Dataset excerpts
-=-=-
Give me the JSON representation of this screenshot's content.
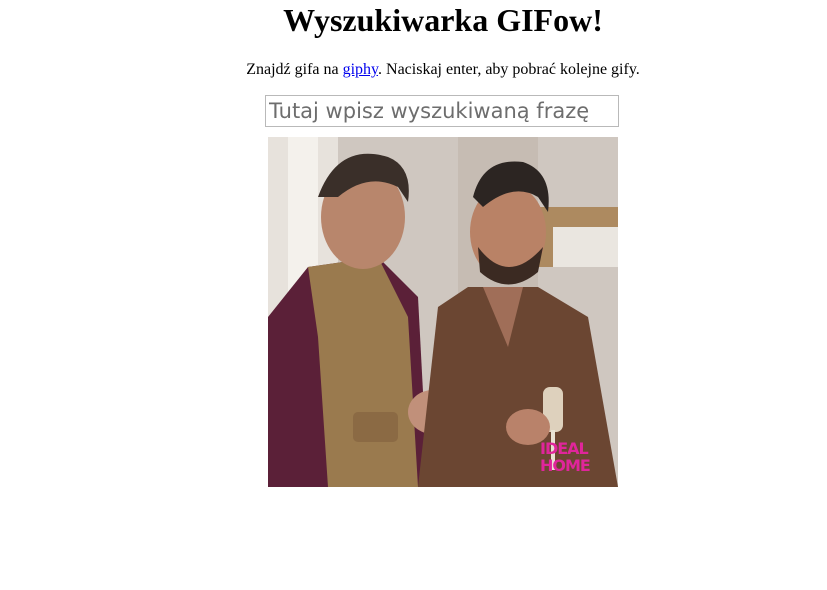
{
  "header": {
    "title": "Wyszukiwarka GIFow!"
  },
  "intro": {
    "before_link": "Znajdź gifa na ",
    "link_text": "giphy",
    "after_link": ". Naciskaj enter, aby pobrać kolejne gify."
  },
  "search": {
    "value": "",
    "placeholder": "Tutaj wpisz wyszukiwaną frazę"
  },
  "result": {
    "logo_line1": "IDEAL",
    "logo_line2": "HOME",
    "logo_color": "#e0259b"
  }
}
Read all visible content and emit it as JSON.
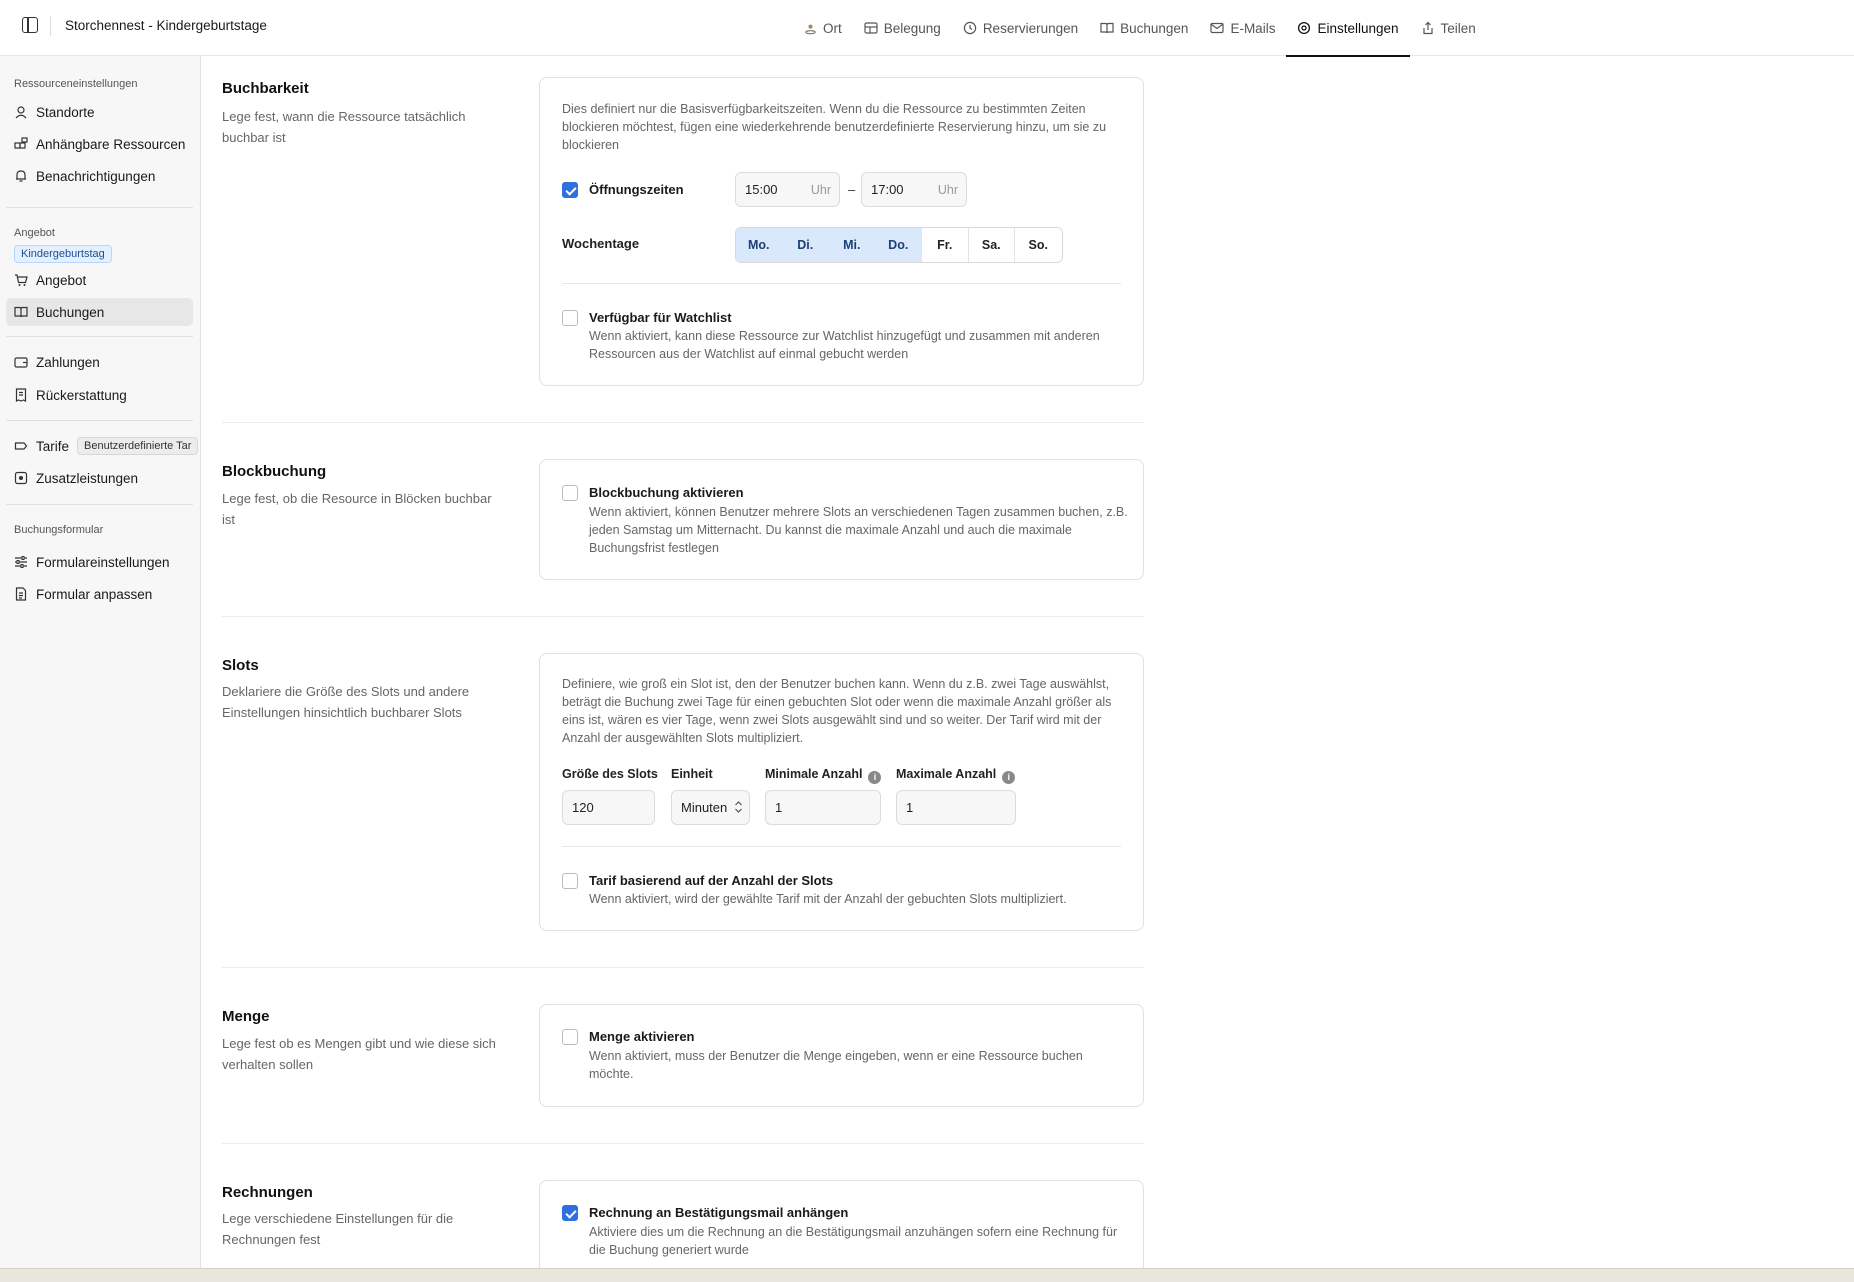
-=-=-
AIM OF THE EXERCISE: Restate the data above word for word. Skip every picture.

ANSWER TO THIS EXERCISE:
Give me the JSON representation of this screenshot's content.
{
  "header": {
    "title": "Wyszukiwarka GIFow!"
  },
  "intro": {
    "before_link": "Znajdź gifa na ",
    "link_text": "giphy",
    "after_link": ". Naciskaj enter, aby pobrać kolejne gify."
  },
  "search": {
    "value": "",
    "placeholder": "Tutaj wpisz wyszukiwaną frazę"
  },
  "result": {
    "logo_line1": "IDEAL",
    "logo_line2": "HOME",
    "logo_color": "#e0259b"
  }
}
Read all visible content and emit it as JSON.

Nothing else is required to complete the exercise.